* _GIVEN DATA_:

* * * * * * *

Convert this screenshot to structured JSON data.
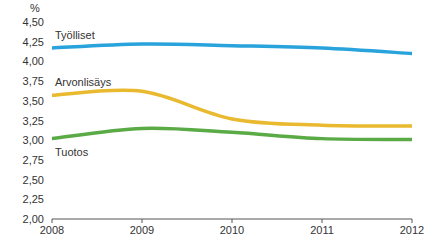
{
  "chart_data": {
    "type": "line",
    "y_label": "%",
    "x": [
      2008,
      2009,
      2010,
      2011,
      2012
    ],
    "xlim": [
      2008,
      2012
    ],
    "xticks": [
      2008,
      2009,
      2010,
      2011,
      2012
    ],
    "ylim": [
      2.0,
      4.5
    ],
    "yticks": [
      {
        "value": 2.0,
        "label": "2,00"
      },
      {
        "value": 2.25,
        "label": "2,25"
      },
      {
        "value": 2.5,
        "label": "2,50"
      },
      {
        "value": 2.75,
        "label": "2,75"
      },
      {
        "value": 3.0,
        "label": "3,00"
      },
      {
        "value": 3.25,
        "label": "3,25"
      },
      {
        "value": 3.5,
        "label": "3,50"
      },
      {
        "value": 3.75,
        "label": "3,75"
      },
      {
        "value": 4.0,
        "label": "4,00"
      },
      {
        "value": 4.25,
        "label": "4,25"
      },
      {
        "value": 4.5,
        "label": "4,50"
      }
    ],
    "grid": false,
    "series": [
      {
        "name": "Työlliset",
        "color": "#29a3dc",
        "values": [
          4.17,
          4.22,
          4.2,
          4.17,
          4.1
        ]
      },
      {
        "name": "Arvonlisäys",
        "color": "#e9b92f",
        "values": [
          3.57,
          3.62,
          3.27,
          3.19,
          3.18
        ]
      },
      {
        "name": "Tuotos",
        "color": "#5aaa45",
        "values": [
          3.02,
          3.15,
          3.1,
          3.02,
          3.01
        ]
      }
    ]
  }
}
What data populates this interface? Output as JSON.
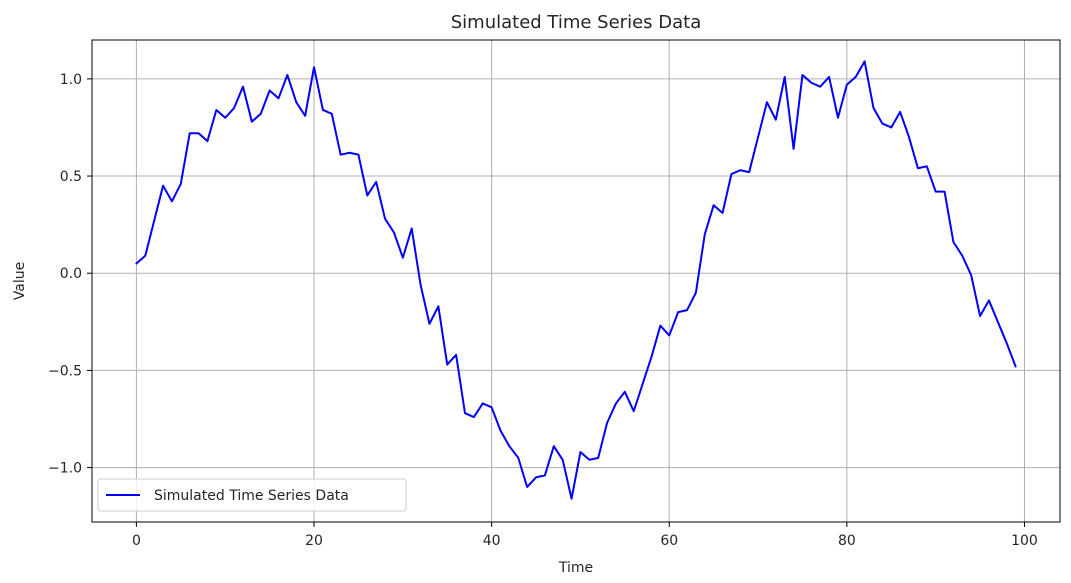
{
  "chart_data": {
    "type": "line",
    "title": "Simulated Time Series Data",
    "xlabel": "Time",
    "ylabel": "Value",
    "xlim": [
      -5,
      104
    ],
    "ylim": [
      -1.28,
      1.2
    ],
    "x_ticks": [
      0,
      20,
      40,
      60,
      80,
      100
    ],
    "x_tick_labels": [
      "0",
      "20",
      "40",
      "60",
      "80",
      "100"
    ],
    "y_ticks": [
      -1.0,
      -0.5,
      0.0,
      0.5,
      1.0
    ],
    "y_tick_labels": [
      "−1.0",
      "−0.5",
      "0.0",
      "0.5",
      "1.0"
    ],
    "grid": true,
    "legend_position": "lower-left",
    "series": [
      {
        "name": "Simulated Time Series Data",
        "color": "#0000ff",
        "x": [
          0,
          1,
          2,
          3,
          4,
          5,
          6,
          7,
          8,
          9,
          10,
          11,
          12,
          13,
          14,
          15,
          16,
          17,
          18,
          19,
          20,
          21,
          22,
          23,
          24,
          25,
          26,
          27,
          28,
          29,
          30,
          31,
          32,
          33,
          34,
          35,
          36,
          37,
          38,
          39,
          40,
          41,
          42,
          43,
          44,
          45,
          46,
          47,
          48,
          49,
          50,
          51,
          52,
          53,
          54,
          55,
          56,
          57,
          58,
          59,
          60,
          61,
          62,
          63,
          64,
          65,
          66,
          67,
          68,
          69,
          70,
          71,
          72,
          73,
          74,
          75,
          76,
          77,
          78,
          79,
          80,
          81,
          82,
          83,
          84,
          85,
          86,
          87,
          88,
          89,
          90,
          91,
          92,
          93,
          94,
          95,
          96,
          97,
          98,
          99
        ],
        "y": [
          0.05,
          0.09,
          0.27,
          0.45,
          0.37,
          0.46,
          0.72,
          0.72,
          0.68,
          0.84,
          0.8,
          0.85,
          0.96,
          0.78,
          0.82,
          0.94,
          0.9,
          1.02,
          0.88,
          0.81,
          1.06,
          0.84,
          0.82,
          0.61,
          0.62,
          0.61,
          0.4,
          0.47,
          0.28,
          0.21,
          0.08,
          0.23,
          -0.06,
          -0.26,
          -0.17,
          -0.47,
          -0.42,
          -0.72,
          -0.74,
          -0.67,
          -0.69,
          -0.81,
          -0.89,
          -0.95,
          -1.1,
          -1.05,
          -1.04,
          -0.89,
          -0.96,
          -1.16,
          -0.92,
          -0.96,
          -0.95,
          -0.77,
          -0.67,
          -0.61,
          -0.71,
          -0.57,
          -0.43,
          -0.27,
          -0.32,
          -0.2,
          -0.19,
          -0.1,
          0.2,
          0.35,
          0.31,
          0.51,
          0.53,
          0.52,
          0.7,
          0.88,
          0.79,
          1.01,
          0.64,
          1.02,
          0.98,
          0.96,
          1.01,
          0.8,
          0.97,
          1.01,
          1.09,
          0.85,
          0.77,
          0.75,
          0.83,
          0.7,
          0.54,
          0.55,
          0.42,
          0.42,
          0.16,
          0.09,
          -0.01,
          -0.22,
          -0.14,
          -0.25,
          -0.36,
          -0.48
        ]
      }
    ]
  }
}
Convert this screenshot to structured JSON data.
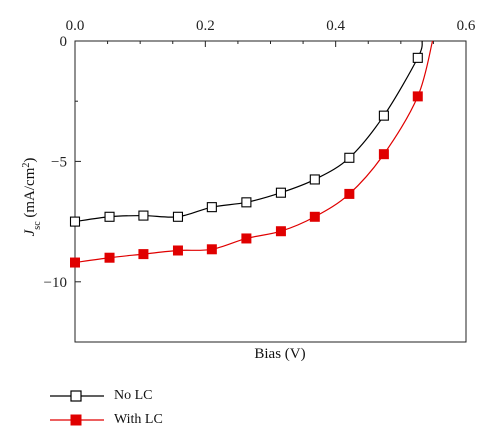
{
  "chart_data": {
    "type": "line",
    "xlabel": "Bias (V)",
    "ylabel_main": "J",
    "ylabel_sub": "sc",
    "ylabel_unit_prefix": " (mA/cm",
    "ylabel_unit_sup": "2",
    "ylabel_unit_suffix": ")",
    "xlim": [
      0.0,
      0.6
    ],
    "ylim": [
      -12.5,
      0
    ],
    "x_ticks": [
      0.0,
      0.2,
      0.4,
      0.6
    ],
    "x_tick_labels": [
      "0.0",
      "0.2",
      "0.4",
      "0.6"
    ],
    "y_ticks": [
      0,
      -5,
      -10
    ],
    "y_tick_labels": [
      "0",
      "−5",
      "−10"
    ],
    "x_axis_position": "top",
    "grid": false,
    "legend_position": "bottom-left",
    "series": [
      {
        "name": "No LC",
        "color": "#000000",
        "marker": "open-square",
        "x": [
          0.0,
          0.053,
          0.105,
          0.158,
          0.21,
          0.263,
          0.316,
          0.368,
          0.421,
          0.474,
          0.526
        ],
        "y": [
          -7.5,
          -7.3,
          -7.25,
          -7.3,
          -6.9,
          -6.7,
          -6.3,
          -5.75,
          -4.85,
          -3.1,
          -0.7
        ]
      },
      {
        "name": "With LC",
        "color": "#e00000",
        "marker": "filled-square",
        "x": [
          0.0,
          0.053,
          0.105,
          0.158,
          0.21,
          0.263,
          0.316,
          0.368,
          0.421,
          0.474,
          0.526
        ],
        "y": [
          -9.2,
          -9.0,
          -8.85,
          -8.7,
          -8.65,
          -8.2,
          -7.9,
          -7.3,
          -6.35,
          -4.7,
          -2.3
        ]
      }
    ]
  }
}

* * * * * * *

* _DIRECTIVE_:
Copy all lines from the material that contain "square".

* _EXPECTED ANSWER_:
        "marker": "open-square",
        "marker": "filled-square",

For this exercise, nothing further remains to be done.